- _WHAT THE TASK ASKS_
Look through the listing below and work out how many of its lines hold the word "TradingView". Give only the number.

- _DATASET EXCERPTS_
┄┄┄┄┄┄┄┄┄┄
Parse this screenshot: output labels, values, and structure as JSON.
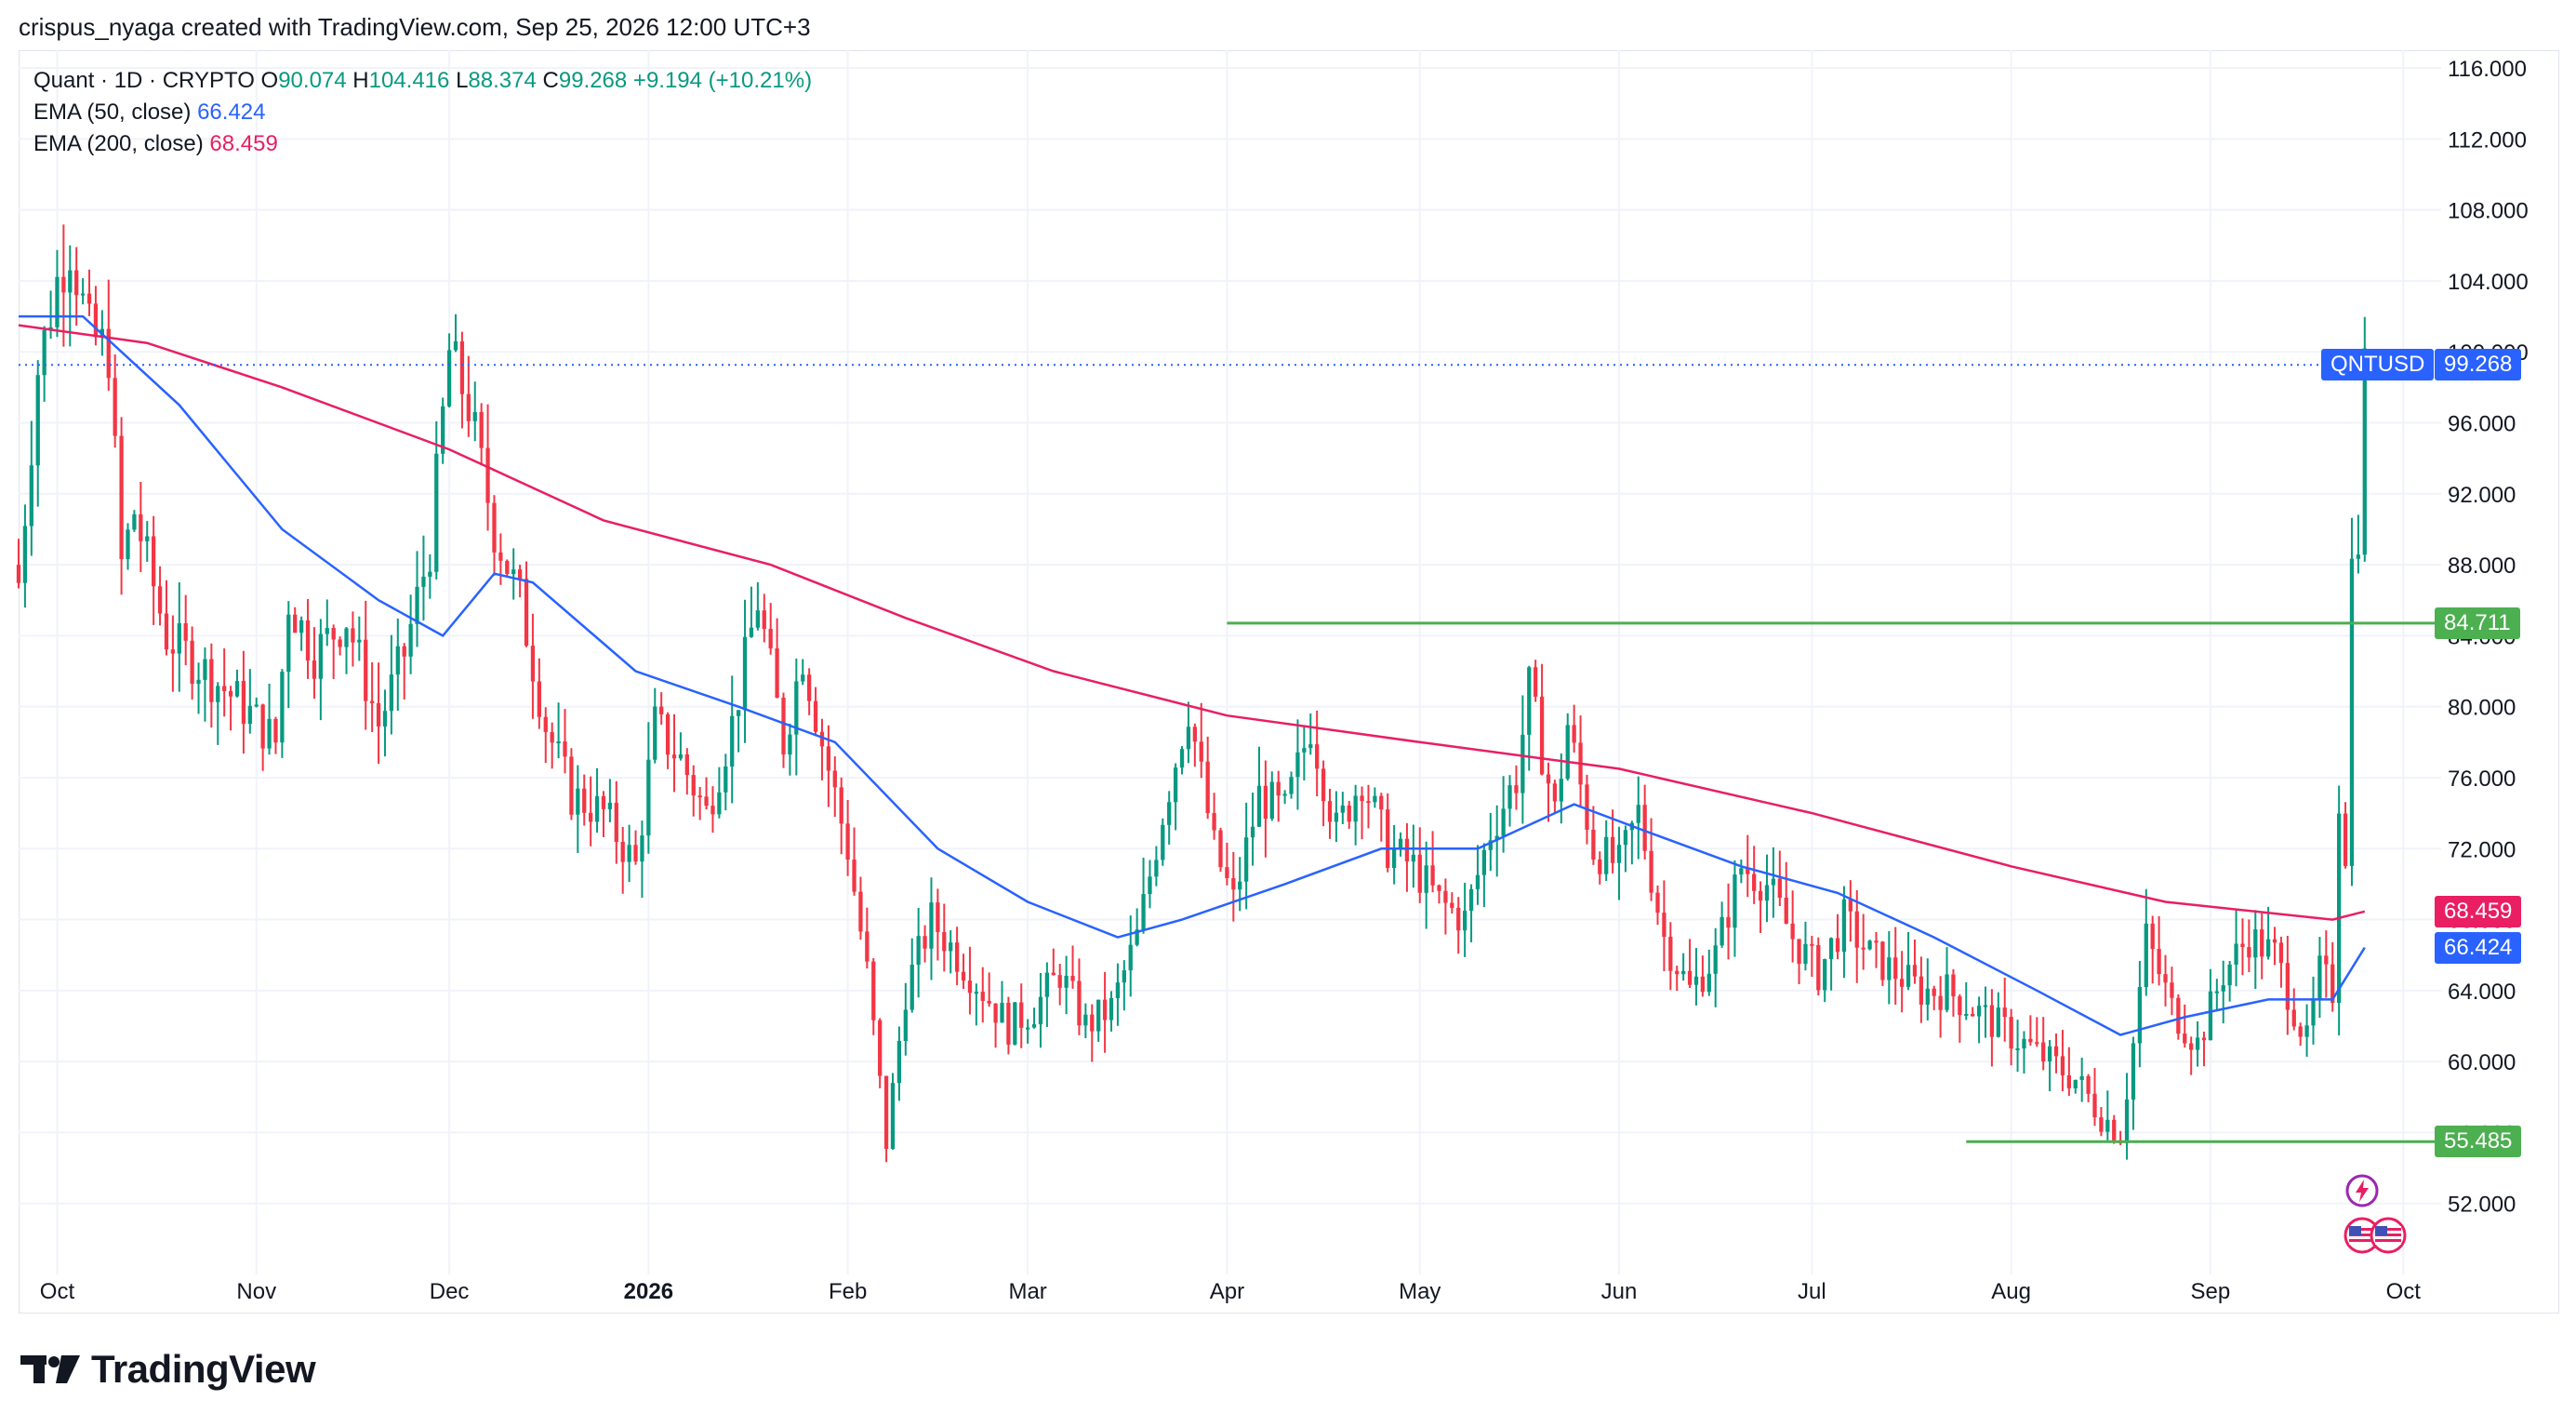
{
  "header": {
    "attribution": "crispus_nyaga created with TradingView.com, Sep 25, 2026 12:00 UTC+3"
  },
  "legend": {
    "symbol": "Quant · 1D · CRYPTO",
    "open_label": "O",
    "open": "90.074",
    "high_label": "H",
    "high": "104.416",
    "low_label": "L",
    "low": "88.374",
    "close_label": "C",
    "close": "99.268",
    "change": "+9.194 (+10.21%)",
    "ema50_label": "EMA (50, close)",
    "ema50_value": "66.424",
    "ema200_label": "EMA (200, close)",
    "ema200_value": "68.459"
  },
  "tags": {
    "symbol_tag": "QNTUSD",
    "last_price": "99.268",
    "resistance": "84.711",
    "ema200": "68.459",
    "ema50": "66.424",
    "support": "55.485"
  },
  "colors": {
    "up": "#089981",
    "down": "#f23645",
    "ema50": "#2962ff",
    "ema200": "#e91e63",
    "level": "#4caf50",
    "grid": "#f0f3fa",
    "last_price": "#2962ff"
  },
  "footer": {
    "brand": "TradingView"
  },
  "chart_data": {
    "type": "candlestick",
    "ylim": [
      48,
      117
    ],
    "y_ticks": [
      "52.000",
      "56.000",
      "60.000",
      "64.000",
      "68.000",
      "72.000",
      "76.000",
      "80.000",
      "84.000",
      "88.000",
      "92.000",
      "96.000",
      "100.000",
      "104.000",
      "108.000",
      "112.000",
      "116.000"
    ],
    "x_ticks": [
      {
        "label": "Oct",
        "date": "2025-10-01",
        "bold": false
      },
      {
        "label": "Nov",
        "date": "2025-11-01",
        "bold": false
      },
      {
        "label": "Dec",
        "date": "2025-12-01",
        "bold": false
      },
      {
        "label": "2026",
        "date": "2026-01-01",
        "bold": true
      },
      {
        "label": "Feb",
        "date": "2026-02-01",
        "bold": false
      },
      {
        "label": "Mar",
        "date": "2026-03-01",
        "bold": false
      },
      {
        "label": "Apr",
        "date": "2026-04-01",
        "bold": false
      },
      {
        "label": "May",
        "date": "2026-05-01",
        "bold": false
      },
      {
        "label": "Jun",
        "date": "2026-06-01",
        "bold": false
      },
      {
        "label": "Jul",
        "date": "2026-07-01",
        "bold": false
      },
      {
        "label": "Aug",
        "date": "2026-08-01",
        "bold": false
      },
      {
        "label": "Sep",
        "date": "2026-09-01",
        "bold": false
      },
      {
        "label": "Oct",
        "date": "2026-10-01",
        "bold": false
      }
    ],
    "x_range": [
      "2025-09-25",
      "2026-10-04"
    ],
    "series": [
      {
        "name": "EMA (50, close)",
        "kind": "line"
      },
      {
        "name": "EMA (200, close)",
        "kind": "line"
      }
    ],
    "close_path": [
      [
        "2025-09-25",
        87
      ],
      [
        "2025-09-28",
        99
      ],
      [
        "2025-10-01",
        104
      ],
      [
        "2025-10-03",
        106
      ],
      [
        "2025-10-06",
        101
      ],
      [
        "2025-10-09",
        100
      ],
      [
        "2025-10-11",
        88
      ],
      [
        "2025-10-13",
        91
      ],
      [
        "2025-10-18",
        84
      ],
      [
        "2025-10-24",
        82
      ],
      [
        "2025-10-30",
        80
      ],
      [
        "2025-11-04",
        78
      ],
      [
        "2025-11-06",
        86
      ],
      [
        "2025-11-10",
        83
      ],
      [
        "2025-11-15",
        85
      ],
      [
        "2025-11-20",
        79
      ],
      [
        "2025-11-24",
        83
      ],
      [
        "2025-11-28",
        89
      ],
      [
        "2025-12-01",
        100
      ],
      [
        "2025-12-04",
        97
      ],
      [
        "2025-12-08",
        90
      ],
      [
        "2025-12-12",
        86
      ],
      [
        "2025-12-16",
        79
      ],
      [
        "2025-12-20",
        75
      ],
      [
        "2025-12-25",
        74
      ],
      [
        "2025-12-30",
        71
      ],
      [
        "2026-01-02",
        79
      ],
      [
        "2026-01-06",
        77
      ],
      [
        "2026-01-10",
        74
      ],
      [
        "2026-01-14",
        79
      ],
      [
        "2026-01-18",
        86
      ],
      [
        "2026-01-22",
        78
      ],
      [
        "2026-01-25",
        83
      ],
      [
        "2026-01-28",
        78
      ],
      [
        "2026-02-01",
        72
      ],
      [
        "2026-02-04",
        65
      ],
      [
        "2026-02-07",
        55.5
      ],
      [
        "2026-02-10",
        64
      ],
      [
        "2026-02-14",
        68
      ],
      [
        "2026-02-18",
        66
      ],
      [
        "2026-02-22",
        64
      ],
      [
        "2026-02-26",
        62
      ],
      [
        "2026-03-02",
        63
      ],
      [
        "2026-03-06",
        65
      ],
      [
        "2026-03-10",
        62
      ],
      [
        "2026-03-14",
        63
      ],
      [
        "2026-03-18",
        67
      ],
      [
        "2026-03-22",
        74
      ],
      [
        "2026-03-26",
        80
      ],
      [
        "2026-03-30",
        72
      ],
      [
        "2026-04-02",
        69
      ],
      [
        "2026-04-06",
        75
      ],
      [
        "2026-04-10",
        74
      ],
      [
        "2026-04-14",
        79
      ],
      [
        "2026-04-18",
        73
      ],
      [
        "2026-04-22",
        76
      ],
      [
        "2026-04-26",
        72
      ],
      [
        "2026-04-30",
        71
      ],
      [
        "2026-05-04",
        69
      ],
      [
        "2026-05-08",
        68
      ],
      [
        "2026-05-12",
        73
      ],
      [
        "2026-05-16",
        76
      ],
      [
        "2026-05-18",
        81
      ],
      [
        "2026-05-22",
        74
      ],
      [
        "2026-05-24",
        79
      ],
      [
        "2026-05-28",
        72
      ],
      [
        "2026-06-01",
        71
      ],
      [
        "2026-06-04",
        74
      ],
      [
        "2026-06-08",
        67
      ],
      [
        "2026-06-12",
        64
      ],
      [
        "2026-06-16",
        66
      ],
      [
        "2026-06-20",
        71
      ],
      [
        "2026-06-24",
        70
      ],
      [
        "2026-06-28",
        67
      ],
      [
        "2026-07-02",
        65
      ],
      [
        "2026-07-06",
        68
      ],
      [
        "2026-07-10",
        66
      ],
      [
        "2026-07-14",
        65
      ],
      [
        "2026-07-18",
        64
      ],
      [
        "2026-07-22",
        64
      ],
      [
        "2026-07-26",
        63
      ],
      [
        "2026-07-30",
        62
      ],
      [
        "2026-08-03",
        61
      ],
      [
        "2026-08-07",
        60
      ],
      [
        "2026-08-11",
        59
      ],
      [
        "2026-08-15",
        57
      ],
      [
        "2026-08-18",
        56
      ],
      [
        "2026-08-20",
        61
      ],
      [
        "2026-08-22",
        67
      ],
      [
        "2026-08-26",
        63
      ],
      [
        "2026-08-30",
        61
      ],
      [
        "2026-09-03",
        65
      ],
      [
        "2026-09-07",
        67
      ],
      [
        "2026-09-11",
        66
      ],
      [
        "2026-09-14",
        63
      ],
      [
        "2026-09-16",
        61
      ],
      [
        "2026-09-18",
        65
      ],
      [
        "2026-09-20",
        64
      ],
      [
        "2026-09-21",
        75
      ],
      [
        "2026-09-22",
        72
      ],
      [
        "2026-09-23",
        88
      ],
      [
        "2026-09-24",
        90.074
      ],
      [
        "2026-09-25",
        99.268
      ]
    ],
    "ema50_path": [
      [
        "2025-09-25",
        102
      ],
      [
        "2025-10-05",
        102
      ],
      [
        "2025-10-20",
        97
      ],
      [
        "2025-11-05",
        90
      ],
      [
        "2025-11-20",
        86
      ],
      [
        "2025-11-30",
        84
      ],
      [
        "2025-12-08",
        87.5
      ],
      [
        "2025-12-14",
        87
      ],
      [
        "2025-12-30",
        82
      ],
      [
        "2026-01-15",
        80
      ],
      [
        "2026-01-30",
        78
      ],
      [
        "2026-02-15",
        72
      ],
      [
        "2026-03-01",
        69
      ],
      [
        "2026-03-15",
        67
      ],
      [
        "2026-03-25",
        68
      ],
      [
        "2026-04-10",
        70
      ],
      [
        "2026-04-25",
        72
      ],
      [
        "2026-05-10",
        72
      ],
      [
        "2026-05-25",
        74.5
      ],
      [
        "2026-06-05",
        73
      ],
      [
        "2026-06-20",
        71
      ],
      [
        "2026-07-05",
        69.5
      ],
      [
        "2026-07-20",
        67
      ],
      [
        "2026-08-05",
        64
      ],
      [
        "2026-08-18",
        61.5
      ],
      [
        "2026-08-28",
        62.5
      ],
      [
        "2026-09-10",
        63.5
      ],
      [
        "2026-09-20",
        63.5
      ],
      [
        "2026-09-25",
        66.424
      ]
    ],
    "ema200_path": [
      [
        "2025-09-25",
        101.5
      ],
      [
        "2025-10-15",
        100.5
      ],
      [
        "2025-11-05",
        98
      ],
      [
        "2025-12-01",
        94.5
      ],
      [
        "2025-12-25",
        90.5
      ],
      [
        "2026-01-20",
        88
      ],
      [
        "2026-02-10",
        85
      ],
      [
        "2026-03-05",
        82
      ],
      [
        "2026-04-01",
        79.5
      ],
      [
        "2026-05-01",
        78
      ],
      [
        "2026-06-01",
        76.5
      ],
      [
        "2026-07-01",
        74
      ],
      [
        "2026-08-01",
        71
      ],
      [
        "2026-08-25",
        69
      ],
      [
        "2026-09-20",
        68
      ],
      [
        "2026-09-25",
        68.459
      ]
    ],
    "resistance_level": {
      "value": 84.711,
      "from": "2026-04-01",
      "to": "2026-09-30"
    },
    "support_level": {
      "value": 55.485,
      "from": "2026-07-25",
      "to": "2026-09-30"
    },
    "last_price_line": {
      "value": 99.268
    }
  }
}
┄┄┄┄┄┄┄┄┄┄
- _WRITTEN RESPONSE_
2